----- Data to use

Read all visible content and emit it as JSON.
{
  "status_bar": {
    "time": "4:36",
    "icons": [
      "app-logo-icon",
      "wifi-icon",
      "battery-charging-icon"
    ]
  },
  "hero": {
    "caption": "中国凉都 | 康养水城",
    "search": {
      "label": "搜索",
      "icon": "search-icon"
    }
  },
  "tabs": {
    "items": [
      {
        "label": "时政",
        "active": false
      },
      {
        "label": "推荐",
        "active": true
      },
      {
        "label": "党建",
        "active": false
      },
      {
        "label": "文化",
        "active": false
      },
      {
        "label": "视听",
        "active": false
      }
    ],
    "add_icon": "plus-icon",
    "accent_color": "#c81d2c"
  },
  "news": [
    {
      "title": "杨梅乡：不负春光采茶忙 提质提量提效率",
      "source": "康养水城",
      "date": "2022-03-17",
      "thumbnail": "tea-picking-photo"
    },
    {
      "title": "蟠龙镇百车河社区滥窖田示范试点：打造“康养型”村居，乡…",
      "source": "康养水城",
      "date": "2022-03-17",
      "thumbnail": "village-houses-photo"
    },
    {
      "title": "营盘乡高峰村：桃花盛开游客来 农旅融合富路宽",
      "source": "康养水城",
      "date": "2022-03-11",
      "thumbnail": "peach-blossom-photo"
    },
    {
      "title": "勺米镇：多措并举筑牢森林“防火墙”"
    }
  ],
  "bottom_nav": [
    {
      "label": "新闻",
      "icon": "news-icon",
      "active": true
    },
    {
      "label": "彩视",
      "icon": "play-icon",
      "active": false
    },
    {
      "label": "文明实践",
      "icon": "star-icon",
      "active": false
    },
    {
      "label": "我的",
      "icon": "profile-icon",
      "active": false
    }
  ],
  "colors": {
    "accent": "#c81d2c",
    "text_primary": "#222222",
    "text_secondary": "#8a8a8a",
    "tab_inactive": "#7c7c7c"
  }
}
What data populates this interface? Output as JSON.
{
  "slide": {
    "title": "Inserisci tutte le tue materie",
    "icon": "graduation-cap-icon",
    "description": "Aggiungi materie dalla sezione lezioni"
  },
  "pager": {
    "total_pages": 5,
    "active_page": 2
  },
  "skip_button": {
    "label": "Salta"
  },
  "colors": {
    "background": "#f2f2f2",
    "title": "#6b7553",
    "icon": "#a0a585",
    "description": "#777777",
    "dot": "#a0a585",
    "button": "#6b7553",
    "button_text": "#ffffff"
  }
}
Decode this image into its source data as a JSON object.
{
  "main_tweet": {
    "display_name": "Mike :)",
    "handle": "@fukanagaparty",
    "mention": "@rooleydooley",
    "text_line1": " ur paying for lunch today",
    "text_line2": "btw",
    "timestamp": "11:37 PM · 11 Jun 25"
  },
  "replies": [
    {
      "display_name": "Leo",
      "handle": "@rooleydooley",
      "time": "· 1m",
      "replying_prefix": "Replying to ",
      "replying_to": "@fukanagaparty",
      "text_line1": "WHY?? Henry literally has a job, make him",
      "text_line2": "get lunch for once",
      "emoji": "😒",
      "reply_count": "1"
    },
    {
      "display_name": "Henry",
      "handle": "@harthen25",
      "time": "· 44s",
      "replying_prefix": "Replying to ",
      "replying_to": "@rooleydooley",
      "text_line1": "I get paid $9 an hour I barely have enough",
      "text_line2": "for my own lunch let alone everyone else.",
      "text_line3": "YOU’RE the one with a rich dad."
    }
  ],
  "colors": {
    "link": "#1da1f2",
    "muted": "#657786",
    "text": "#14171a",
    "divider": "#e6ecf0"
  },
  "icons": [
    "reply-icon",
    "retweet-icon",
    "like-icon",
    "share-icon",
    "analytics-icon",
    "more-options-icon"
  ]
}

----------

What the task asks: Reproduce each entry word for word.

Complete answer:
Read all visible content and emit it as JSON.
{
  "status_bar": {
    "time": "4:36",
    "icons": [
      "app-logo-icon",
      "wifi-icon",
      "battery-charging-icon"
    ]
  },
  "hero": {
    "caption": "中国凉都 | 康养水城",
    "search": {
      "label": "搜索",
      "icon": "search-icon"
    }
  },
  "tabs": {
    "items": [
      {
        "label": "时政",
        "active": false
      },
      {
        "label": "推荐",
        "active": true
      },
      {
        "label": "党建",
        "active": false
      },
      {
        "label": "文化",
        "active": false
      },
      {
        "label": "视听",
        "active": false
      }
    ],
    "add_icon": "plus-icon",
    "accent_color": "#c81d2c"
  },
  "news": [
    {
      "title": "杨梅乡：不负春光采茶忙 提质提量提效率",
      "source": "康养水城",
      "date": "2022-03-17",
      "thumbnail": "tea-picking-photo"
    },
    {
      "title": "蟠龙镇百车河社区滥窖田示范试点：打造“康养型”村居，乡…",
      "source": "康养水城",
      "date": "2022-03-17",
      "thumbnail": "village-houses-photo"
    },
    {
      "title": "营盘乡高峰村：桃花盛开游客来 农旅融合富路宽",
      "source": "康养水城",
      "date": "2022-03-11",
      "thumbnail": "peach-blossom-photo"
    },
    {
      "title": "勺米镇：多措并举筑牢森林“防火墙”"
    }
  ],
  "bottom_nav": [
    {
      "label": "新闻",
      "icon": "news-icon",
      "active": true
    },
    {
      "label": "彩视",
      "icon": "play-icon",
      "active": false
    },
    {
      "label": "文明实践",
      "icon": "star-icon",
      "active": false
    },
    {
      "label": "我的",
      "icon": "profile-icon",
      "active": false
    }
  ],
  "colors": {
    "accent": "#c81d2c",
    "text_primary": "#222222",
    "text_secondary": "#8a8a8a",
    "tab_inactive": "#7c7c7c"
  }
}
What data populates this interface? Output as JSON.
{
  "slide": {
    "title": "Inserisci tutte le tue materie",
    "icon": "graduation-cap-icon",
    "description": "Aggiungi materie dalla sezione lezioni"
  },
  "pager": {
    "total_pages": 5,
    "active_page": 2
  },
  "skip_button": {
    "label": "Salta"
  },
  "colors": {
    "background": "#f2f2f2",
    "title": "#6b7553",
    "icon": "#a0a585",
    "description": "#777777",
    "dot": "#a0a585",
    "button": "#6b7553",
    "button_text": "#ffffff"
  }
}
Decode this image into its source data as a JSON object.
{
  "main_tweet": {
    "display_name": "Mike :)",
    "handle": "@fukanagaparty",
    "mention": "@rooleydooley",
    "text_line1": " ur paying for lunch today",
    "text_line2": "btw",
    "timestamp": "11:37 PM · 11 Jun 25"
  },
  "replies": [
    {
      "display_name": "Leo",
      "handle": "@rooleydooley",
      "time": "· 1m",
      "replying_prefix": "Replying to ",
      "replying_to": "@fukanagaparty",
      "text_line1": "WHY?? Henry literally has a job, make him",
      "text_line2": "get lunch for once",
      "emoji": "😒",
      "reply_count": "1"
    },
    {
      "display_name": "Henry",
      "handle": "@harthen25",
      "time": "· 44s",
      "replying_prefix": "Replying to ",
      "replying_to": "@rooleydooley",
      "text_line1": "I get paid $9 an hour I barely have enough",
      "text_line2": "for my own lunch let alone everyone else.",
      "text_line3": "YOU’RE the one with a rich dad."
    }
  ],
  "colors": {
    "link": "#1da1f2",
    "muted": "#657786",
    "text": "#14171a",
    "divider": "#e6ecf0"
  },
  "icons": [
    "reply-icon",
    "retweet-icon",
    "like-icon",
    "share-icon",
    "analytics-icon",
    "more-options-icon"
  ]
}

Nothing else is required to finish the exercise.